START Extracted entries

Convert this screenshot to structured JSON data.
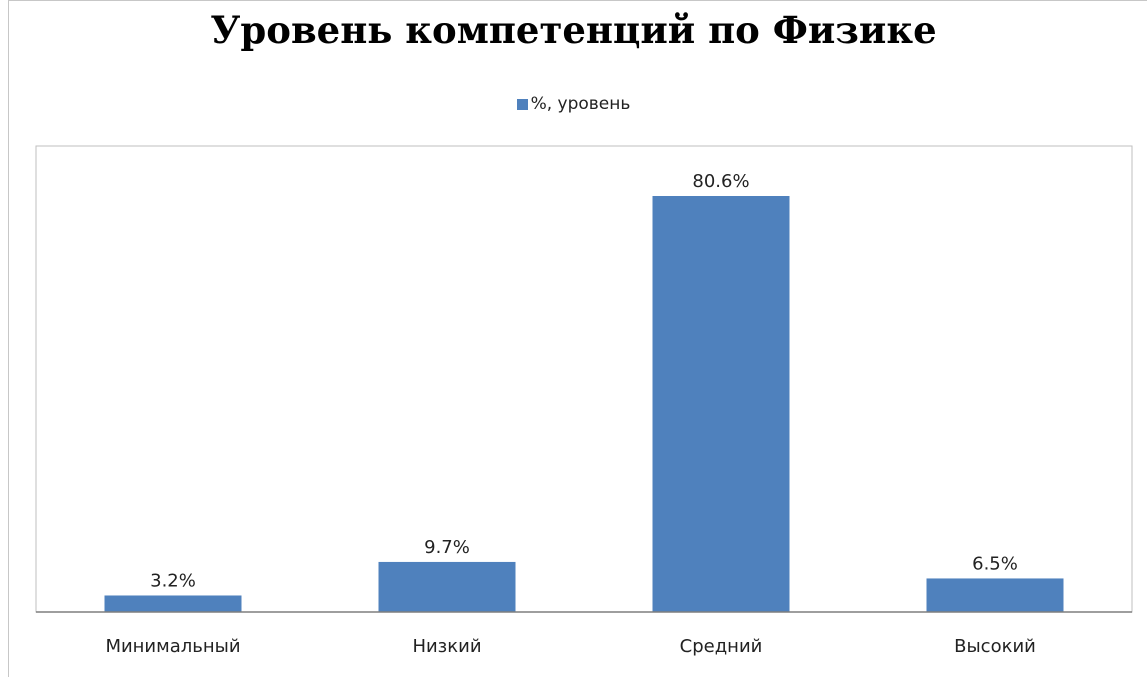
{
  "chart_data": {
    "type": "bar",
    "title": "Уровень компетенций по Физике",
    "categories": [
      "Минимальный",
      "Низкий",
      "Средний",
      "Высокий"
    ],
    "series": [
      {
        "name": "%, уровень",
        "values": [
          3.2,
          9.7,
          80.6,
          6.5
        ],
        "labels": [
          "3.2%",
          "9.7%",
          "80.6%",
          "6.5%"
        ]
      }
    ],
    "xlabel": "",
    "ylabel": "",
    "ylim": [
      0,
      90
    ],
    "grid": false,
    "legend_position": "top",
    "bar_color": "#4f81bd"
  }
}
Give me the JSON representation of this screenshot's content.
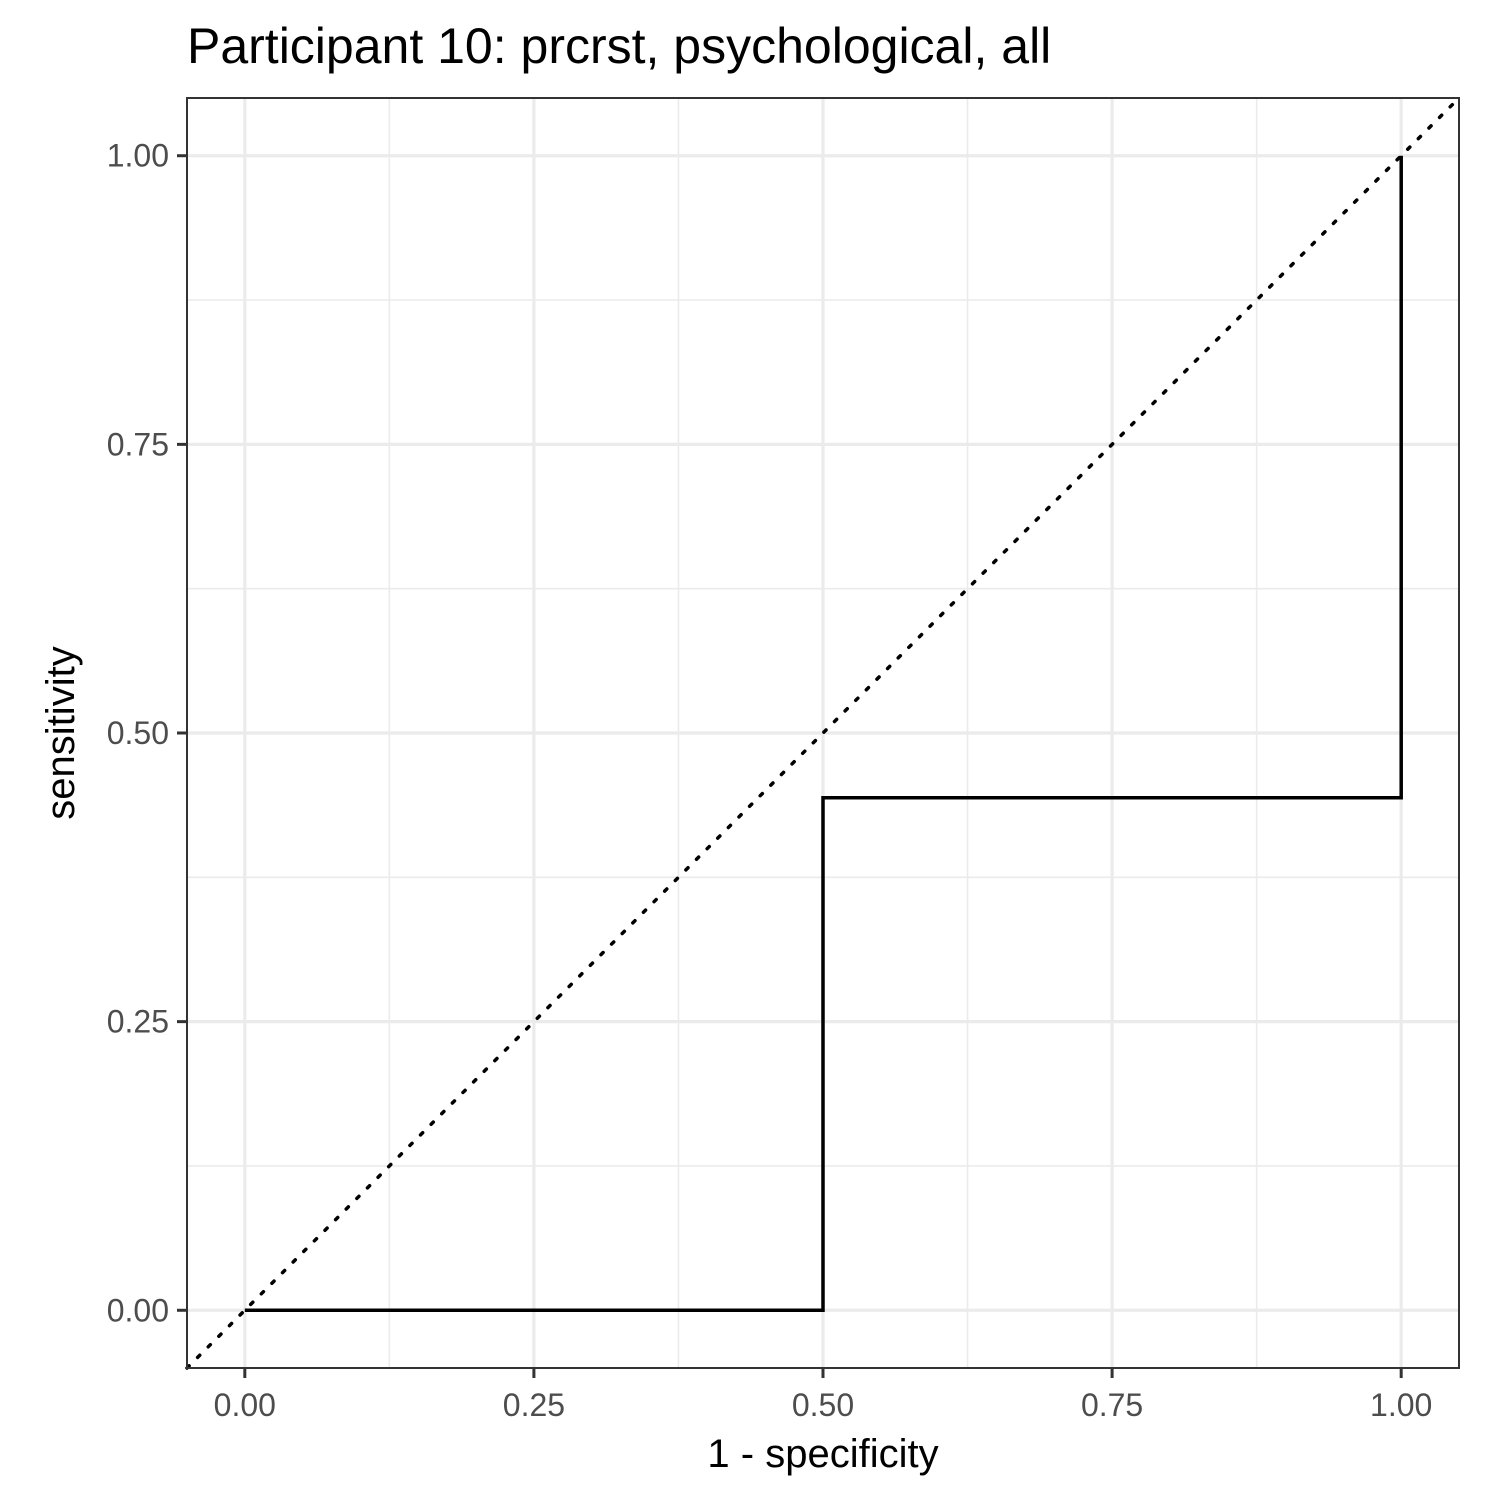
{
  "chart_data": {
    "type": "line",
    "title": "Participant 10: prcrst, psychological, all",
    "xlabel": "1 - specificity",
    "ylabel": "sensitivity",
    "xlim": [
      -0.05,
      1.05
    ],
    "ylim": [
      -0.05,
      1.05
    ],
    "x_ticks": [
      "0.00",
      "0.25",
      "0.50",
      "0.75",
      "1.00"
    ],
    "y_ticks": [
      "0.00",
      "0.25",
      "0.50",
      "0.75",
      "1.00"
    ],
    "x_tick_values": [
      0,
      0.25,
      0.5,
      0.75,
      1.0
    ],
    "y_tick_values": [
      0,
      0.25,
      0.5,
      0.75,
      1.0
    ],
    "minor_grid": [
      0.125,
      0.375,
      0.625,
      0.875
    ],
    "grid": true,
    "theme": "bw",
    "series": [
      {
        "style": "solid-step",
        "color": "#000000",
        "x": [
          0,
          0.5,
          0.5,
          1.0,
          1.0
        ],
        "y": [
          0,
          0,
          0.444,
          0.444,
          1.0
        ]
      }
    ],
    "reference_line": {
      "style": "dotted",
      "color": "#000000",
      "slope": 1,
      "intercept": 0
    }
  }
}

END Extracted entries

Direction: Word for word, quote the lines above. Omit the pictures.

Answer to this task:
Convert this screenshot to structured JSON data.
{
  "chart_data": {
    "type": "bar",
    "title": "Уровень компетенций по Физике",
    "categories": [
      "Минимальный",
      "Низкий",
      "Средний",
      "Высокий"
    ],
    "series": [
      {
        "name": "%, уровень",
        "values": [
          3.2,
          9.7,
          80.6,
          6.5
        ],
        "labels": [
          "3.2%",
          "9.7%",
          "80.6%",
          "6.5%"
        ]
      }
    ],
    "xlabel": "",
    "ylabel": "",
    "ylim": [
      0,
      90
    ],
    "grid": false,
    "legend_position": "top",
    "bar_color": "#4f81bd"
  }
}
Give me the JSON representation of this screenshot's content.
{
  "chart_data": {
    "type": "line",
    "title": "Participant 10: prcrst, psychological, all",
    "xlabel": "1 - specificity",
    "ylabel": "sensitivity",
    "xlim": [
      -0.05,
      1.05
    ],
    "ylim": [
      -0.05,
      1.05
    ],
    "x_ticks": [
      "0.00",
      "0.25",
      "0.50",
      "0.75",
      "1.00"
    ],
    "y_ticks": [
      "0.00",
      "0.25",
      "0.50",
      "0.75",
      "1.00"
    ],
    "x_tick_values": [
      0,
      0.25,
      0.5,
      0.75,
      1.0
    ],
    "y_tick_values": [
      0,
      0.25,
      0.5,
      0.75,
      1.0
    ],
    "minor_grid": [
      0.125,
      0.375,
      0.625,
      0.875
    ],
    "grid": true,
    "theme": "bw",
    "series": [
      {
        "style": "solid-step",
        "color": "#000000",
        "x": [
          0,
          0.5,
          0.5,
          1.0,
          1.0
        ],
        "y": [
          0,
          0,
          0.444,
          0.444,
          1.0
        ]
      }
    ],
    "reference_line": {
      "style": "dotted",
      "color": "#000000",
      "slope": 1,
      "intercept": 0
    }
  }
}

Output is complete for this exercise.